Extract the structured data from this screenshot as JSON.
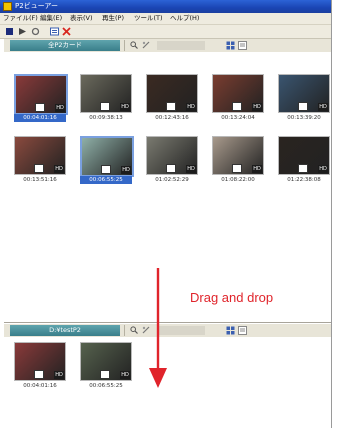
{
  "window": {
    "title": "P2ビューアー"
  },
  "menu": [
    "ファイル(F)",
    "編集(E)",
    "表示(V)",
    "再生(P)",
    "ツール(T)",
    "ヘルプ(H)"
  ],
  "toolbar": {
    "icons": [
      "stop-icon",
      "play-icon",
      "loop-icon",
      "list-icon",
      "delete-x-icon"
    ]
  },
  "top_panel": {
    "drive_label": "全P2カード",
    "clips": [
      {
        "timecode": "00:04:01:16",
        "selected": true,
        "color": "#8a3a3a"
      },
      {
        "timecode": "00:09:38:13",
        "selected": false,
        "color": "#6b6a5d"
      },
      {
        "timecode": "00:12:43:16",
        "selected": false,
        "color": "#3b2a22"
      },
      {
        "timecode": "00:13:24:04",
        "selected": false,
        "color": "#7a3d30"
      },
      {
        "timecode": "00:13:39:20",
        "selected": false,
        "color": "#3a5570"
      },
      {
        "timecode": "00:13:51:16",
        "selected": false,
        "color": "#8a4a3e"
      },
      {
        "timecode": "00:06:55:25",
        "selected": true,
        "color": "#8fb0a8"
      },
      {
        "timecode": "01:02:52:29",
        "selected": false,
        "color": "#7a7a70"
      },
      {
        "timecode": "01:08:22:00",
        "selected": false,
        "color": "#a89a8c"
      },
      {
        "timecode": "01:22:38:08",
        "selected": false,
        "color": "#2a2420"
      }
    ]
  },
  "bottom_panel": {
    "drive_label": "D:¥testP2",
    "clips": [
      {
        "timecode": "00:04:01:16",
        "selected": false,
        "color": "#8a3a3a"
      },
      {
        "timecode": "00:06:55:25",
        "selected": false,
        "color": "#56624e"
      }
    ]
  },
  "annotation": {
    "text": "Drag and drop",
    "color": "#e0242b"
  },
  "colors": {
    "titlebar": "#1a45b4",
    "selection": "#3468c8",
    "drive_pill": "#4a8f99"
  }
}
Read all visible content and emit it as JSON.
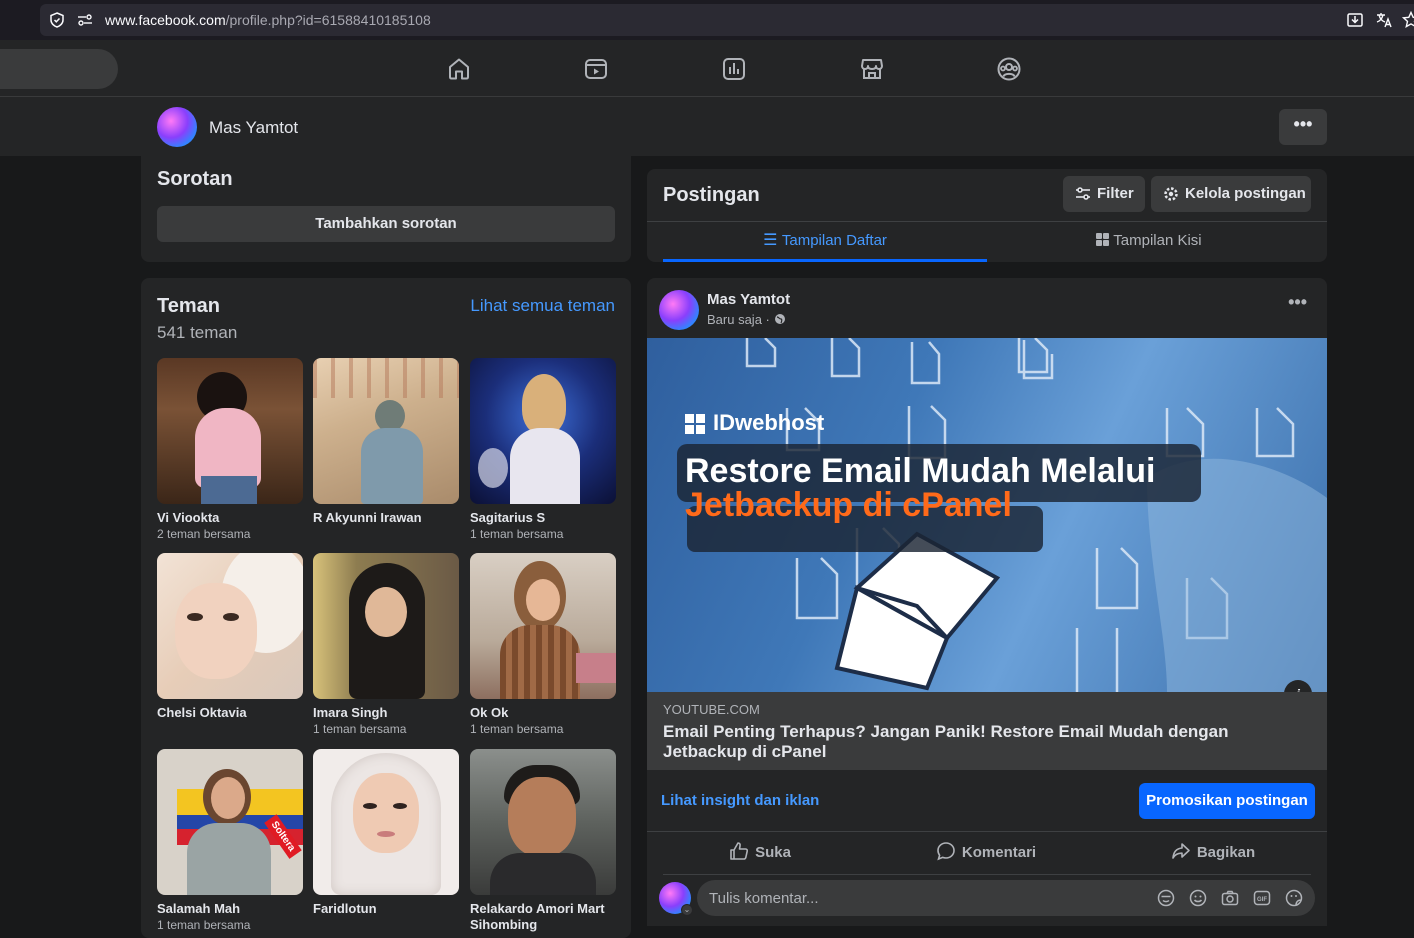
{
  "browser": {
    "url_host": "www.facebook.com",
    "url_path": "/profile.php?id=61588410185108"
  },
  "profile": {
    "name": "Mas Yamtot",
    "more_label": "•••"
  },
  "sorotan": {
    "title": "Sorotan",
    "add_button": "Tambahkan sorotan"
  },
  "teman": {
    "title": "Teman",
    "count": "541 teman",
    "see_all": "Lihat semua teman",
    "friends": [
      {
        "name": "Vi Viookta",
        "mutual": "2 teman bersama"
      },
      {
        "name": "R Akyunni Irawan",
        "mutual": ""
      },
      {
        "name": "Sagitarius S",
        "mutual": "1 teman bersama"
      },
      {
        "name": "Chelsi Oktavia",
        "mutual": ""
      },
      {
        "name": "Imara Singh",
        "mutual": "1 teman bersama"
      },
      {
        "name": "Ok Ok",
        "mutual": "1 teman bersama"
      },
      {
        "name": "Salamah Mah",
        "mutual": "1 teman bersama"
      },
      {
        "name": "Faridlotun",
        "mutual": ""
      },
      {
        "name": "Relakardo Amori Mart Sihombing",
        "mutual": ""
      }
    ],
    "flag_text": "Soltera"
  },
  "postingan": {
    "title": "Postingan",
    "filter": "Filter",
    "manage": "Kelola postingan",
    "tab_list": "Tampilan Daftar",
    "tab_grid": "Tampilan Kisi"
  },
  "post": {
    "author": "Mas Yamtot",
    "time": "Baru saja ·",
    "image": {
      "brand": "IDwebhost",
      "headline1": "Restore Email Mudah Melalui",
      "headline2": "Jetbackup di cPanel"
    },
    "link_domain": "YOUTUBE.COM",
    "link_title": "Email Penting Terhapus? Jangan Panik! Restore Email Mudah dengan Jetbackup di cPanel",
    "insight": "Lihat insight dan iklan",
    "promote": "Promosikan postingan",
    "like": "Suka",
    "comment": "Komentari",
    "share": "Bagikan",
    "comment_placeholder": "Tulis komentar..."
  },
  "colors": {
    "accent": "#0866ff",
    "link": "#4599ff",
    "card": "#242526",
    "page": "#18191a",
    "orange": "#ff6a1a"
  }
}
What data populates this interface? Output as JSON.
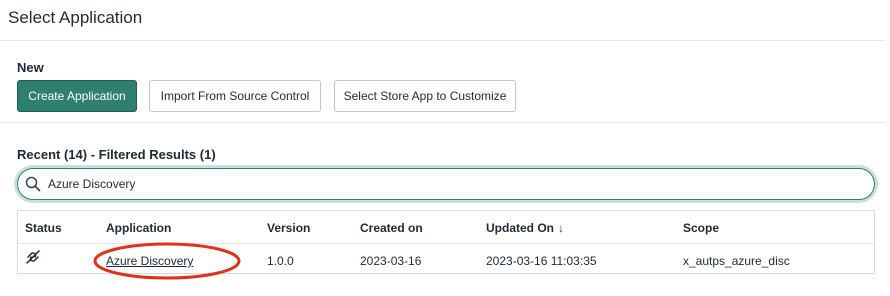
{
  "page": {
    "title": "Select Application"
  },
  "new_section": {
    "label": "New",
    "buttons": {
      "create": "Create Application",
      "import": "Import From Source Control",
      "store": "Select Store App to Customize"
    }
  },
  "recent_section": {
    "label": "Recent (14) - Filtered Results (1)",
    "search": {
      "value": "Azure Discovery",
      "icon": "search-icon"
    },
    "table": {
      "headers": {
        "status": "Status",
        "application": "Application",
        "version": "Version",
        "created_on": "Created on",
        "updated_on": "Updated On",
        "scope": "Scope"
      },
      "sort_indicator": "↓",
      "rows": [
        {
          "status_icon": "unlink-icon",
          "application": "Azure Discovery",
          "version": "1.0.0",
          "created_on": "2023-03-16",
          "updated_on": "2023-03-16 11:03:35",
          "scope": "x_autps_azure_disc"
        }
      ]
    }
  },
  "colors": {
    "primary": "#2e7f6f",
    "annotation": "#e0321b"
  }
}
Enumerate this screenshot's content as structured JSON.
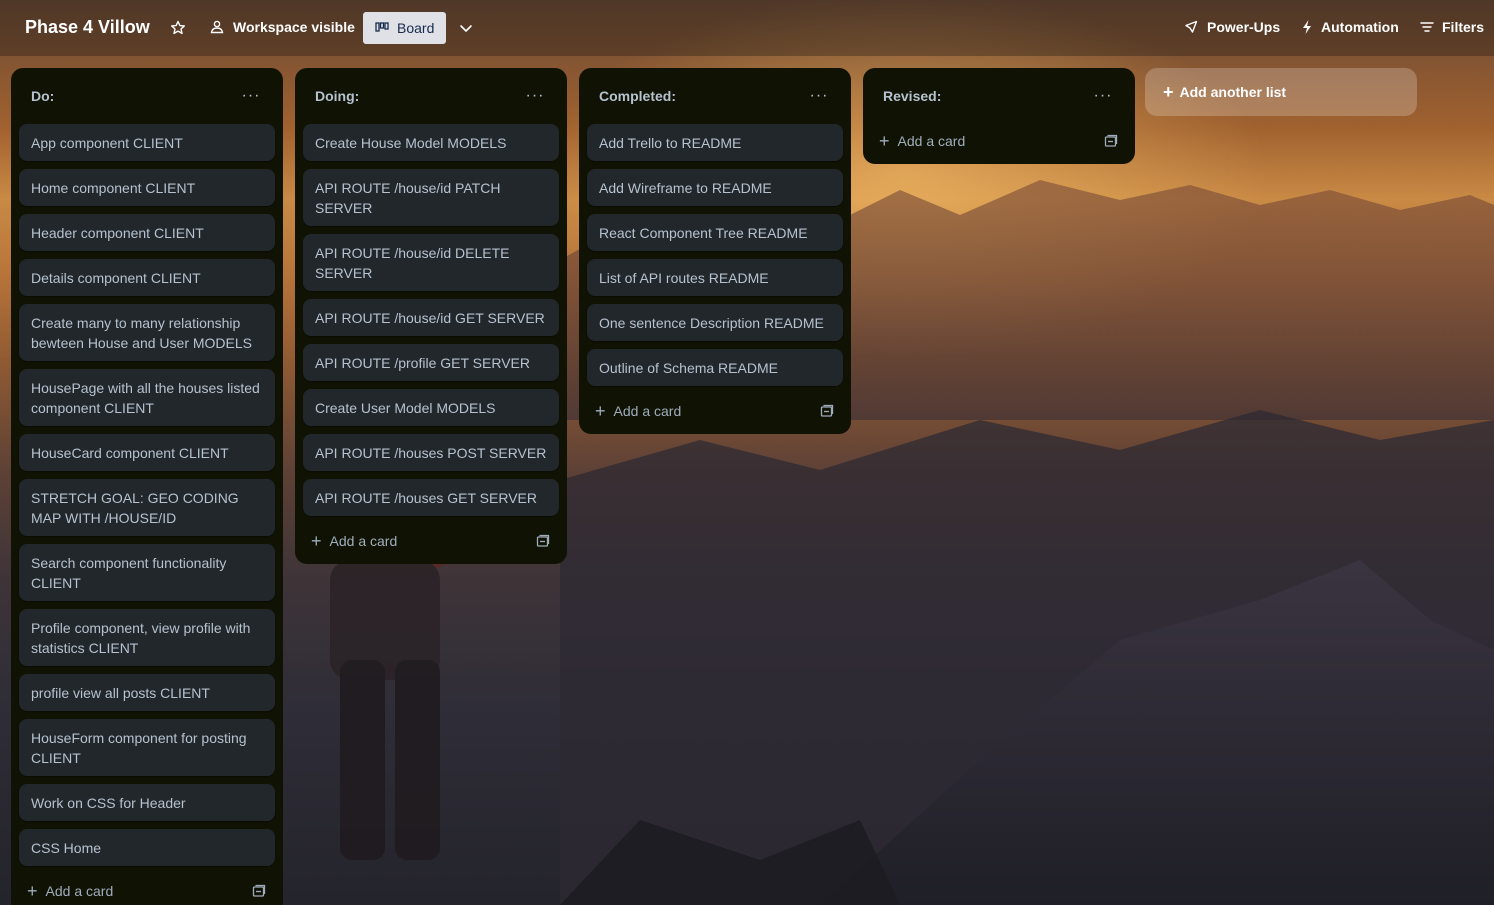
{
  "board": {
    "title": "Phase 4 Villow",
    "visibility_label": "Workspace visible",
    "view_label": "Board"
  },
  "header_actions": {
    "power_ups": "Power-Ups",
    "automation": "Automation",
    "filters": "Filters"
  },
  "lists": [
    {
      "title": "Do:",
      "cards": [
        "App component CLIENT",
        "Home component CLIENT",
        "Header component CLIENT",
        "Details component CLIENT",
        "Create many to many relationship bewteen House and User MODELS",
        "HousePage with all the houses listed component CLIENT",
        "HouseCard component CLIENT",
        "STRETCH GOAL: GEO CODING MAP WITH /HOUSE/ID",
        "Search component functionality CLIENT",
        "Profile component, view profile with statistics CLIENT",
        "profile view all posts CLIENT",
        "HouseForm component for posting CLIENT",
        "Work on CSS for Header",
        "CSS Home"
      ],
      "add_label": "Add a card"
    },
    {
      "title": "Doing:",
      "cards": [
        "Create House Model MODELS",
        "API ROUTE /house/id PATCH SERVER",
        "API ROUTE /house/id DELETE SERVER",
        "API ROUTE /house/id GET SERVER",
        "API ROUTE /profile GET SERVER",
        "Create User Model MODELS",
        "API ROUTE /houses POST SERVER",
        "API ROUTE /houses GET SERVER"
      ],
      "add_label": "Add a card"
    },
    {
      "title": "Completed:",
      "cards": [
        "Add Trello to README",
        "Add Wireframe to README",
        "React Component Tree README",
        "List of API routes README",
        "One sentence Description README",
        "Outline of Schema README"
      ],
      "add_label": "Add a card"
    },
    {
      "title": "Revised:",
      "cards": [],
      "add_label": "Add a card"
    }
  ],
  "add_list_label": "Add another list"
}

——————————

- _Task requirements_
Tally how many lines in the material above hold the word "Discovery". Write only that number.

- _Solution for this exercise_
2